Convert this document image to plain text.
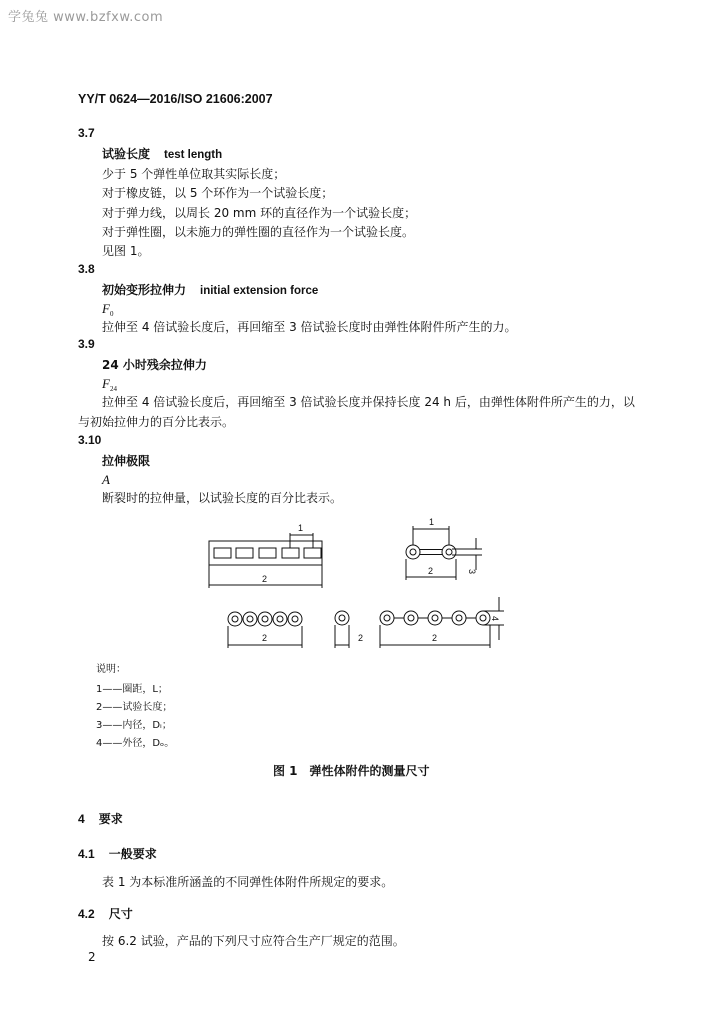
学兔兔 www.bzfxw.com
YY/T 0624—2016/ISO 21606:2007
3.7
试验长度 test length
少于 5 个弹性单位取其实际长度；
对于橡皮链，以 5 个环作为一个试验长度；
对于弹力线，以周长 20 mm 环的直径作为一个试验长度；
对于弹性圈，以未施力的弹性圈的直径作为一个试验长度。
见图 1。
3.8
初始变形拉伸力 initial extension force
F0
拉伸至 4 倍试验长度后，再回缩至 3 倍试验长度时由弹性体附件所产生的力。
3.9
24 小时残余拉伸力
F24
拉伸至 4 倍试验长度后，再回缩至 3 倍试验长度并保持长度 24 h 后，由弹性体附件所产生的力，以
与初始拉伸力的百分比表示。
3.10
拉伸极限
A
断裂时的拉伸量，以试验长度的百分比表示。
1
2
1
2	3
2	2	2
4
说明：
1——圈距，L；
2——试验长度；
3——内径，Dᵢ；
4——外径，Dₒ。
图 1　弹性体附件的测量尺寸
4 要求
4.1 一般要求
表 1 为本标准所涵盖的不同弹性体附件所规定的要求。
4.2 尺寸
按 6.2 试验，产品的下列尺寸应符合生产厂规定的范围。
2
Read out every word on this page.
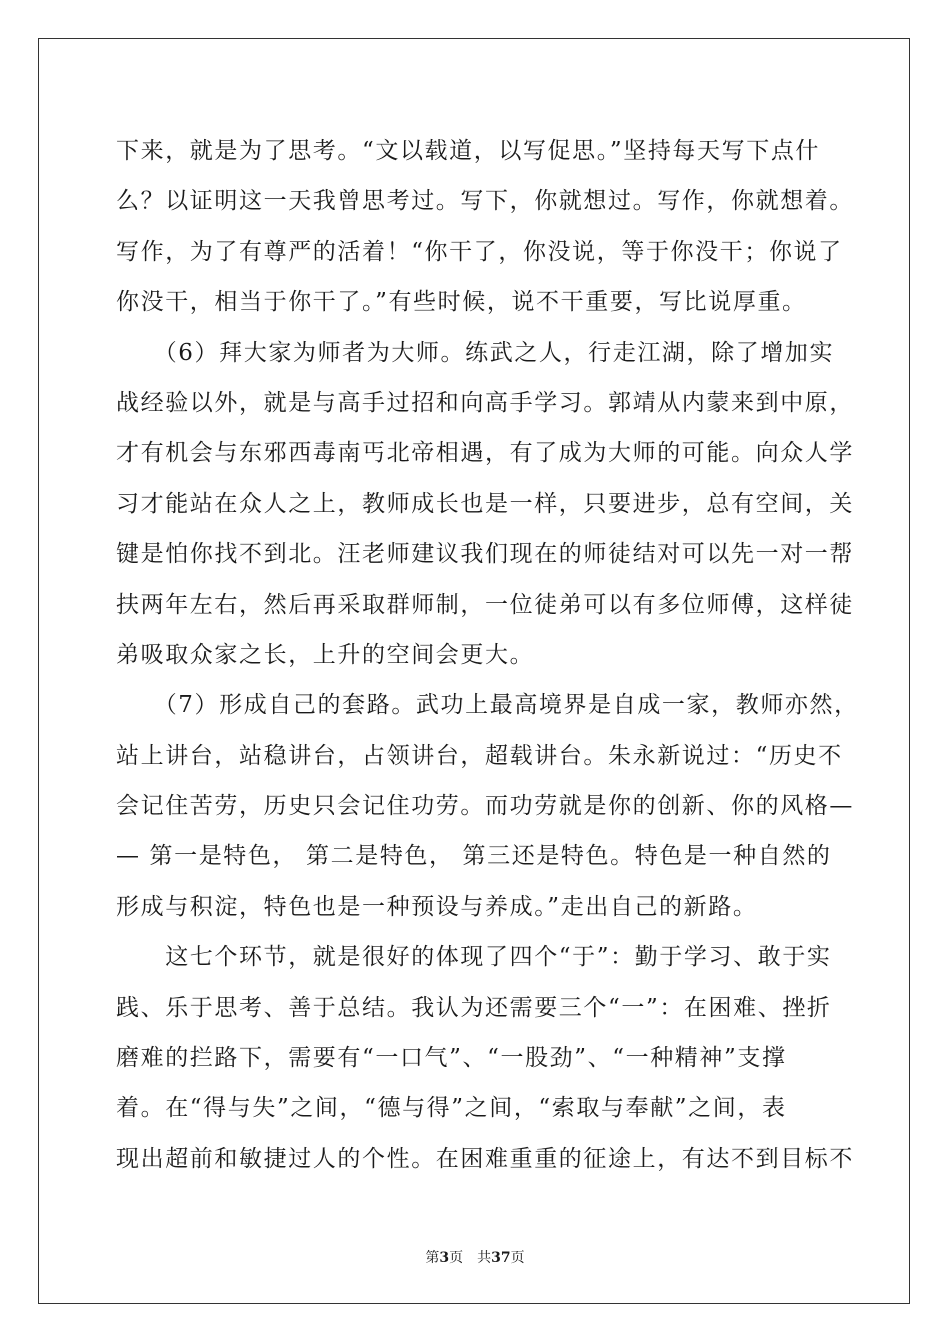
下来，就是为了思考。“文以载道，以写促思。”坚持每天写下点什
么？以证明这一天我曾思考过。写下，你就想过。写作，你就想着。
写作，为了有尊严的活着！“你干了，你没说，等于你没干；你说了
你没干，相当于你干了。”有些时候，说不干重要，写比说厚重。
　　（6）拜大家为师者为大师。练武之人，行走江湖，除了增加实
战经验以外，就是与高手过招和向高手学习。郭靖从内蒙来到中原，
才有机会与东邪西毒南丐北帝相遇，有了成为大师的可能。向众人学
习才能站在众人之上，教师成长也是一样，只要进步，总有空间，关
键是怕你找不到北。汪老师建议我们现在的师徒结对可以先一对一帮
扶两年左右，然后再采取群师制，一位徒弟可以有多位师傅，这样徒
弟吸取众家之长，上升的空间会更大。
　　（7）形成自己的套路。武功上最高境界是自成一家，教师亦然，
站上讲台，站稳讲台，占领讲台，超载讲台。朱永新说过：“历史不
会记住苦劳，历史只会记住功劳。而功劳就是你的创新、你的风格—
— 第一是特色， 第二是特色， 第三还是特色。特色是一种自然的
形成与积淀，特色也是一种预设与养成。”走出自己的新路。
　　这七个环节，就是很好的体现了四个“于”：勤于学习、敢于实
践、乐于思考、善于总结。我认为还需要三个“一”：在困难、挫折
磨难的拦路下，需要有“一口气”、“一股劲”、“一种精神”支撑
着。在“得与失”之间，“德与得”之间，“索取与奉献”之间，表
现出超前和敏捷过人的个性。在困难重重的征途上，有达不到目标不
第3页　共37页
==
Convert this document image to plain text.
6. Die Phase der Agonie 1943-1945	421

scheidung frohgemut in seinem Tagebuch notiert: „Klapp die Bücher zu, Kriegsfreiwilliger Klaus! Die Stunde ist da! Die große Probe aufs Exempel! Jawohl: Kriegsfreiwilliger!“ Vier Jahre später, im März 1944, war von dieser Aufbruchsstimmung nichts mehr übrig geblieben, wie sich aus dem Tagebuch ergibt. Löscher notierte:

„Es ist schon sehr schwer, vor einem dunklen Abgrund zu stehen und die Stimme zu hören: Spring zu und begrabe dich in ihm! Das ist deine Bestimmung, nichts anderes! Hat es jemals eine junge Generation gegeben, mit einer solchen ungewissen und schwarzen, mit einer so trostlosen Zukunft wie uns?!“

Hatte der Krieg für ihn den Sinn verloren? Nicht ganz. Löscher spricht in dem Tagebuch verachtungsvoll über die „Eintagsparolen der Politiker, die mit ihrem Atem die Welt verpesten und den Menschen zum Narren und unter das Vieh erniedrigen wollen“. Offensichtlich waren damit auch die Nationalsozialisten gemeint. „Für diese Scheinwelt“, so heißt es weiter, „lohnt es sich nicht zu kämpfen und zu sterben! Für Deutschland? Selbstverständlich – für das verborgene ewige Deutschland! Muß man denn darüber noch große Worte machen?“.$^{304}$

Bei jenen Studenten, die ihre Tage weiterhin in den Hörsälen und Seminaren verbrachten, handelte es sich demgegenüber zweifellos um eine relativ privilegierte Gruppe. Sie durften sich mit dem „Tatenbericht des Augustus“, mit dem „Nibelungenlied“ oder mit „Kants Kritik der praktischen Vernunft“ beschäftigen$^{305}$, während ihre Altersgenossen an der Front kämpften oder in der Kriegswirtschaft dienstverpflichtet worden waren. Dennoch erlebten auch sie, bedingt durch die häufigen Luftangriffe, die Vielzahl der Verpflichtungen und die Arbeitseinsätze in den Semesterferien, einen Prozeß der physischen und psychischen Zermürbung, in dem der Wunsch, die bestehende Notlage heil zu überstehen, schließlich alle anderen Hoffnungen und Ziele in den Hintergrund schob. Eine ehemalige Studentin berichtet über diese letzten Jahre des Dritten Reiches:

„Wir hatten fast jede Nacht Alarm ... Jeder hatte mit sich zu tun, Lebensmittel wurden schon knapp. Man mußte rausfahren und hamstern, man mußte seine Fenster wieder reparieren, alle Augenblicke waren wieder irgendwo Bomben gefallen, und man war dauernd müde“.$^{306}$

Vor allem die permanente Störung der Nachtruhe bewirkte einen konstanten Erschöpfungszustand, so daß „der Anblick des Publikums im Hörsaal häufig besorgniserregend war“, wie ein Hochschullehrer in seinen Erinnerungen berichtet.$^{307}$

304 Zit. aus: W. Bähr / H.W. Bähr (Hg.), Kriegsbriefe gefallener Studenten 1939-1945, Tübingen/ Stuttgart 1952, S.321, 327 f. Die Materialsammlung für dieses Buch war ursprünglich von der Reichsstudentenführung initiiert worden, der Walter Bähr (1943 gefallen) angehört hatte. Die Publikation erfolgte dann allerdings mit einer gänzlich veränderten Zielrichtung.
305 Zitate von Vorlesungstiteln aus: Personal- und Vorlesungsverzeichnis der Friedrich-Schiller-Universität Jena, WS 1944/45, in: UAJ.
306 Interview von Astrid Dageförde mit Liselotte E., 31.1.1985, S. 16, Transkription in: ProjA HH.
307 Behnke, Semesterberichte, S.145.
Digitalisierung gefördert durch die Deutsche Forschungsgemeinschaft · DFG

→ Exercise objective: Identify all lines where the word "再回缩至" shows up. Copy them.

→ Expected answer:
拉伸至 4 倍试验长度后，再回缩至 3 倍试验长度时由弹性体附件所产生的力。
拉伸至 4 倍试验长度后，再回缩至 3 倍试验长度并保持长度 24 h 后，由弹性体附件所产生的力，以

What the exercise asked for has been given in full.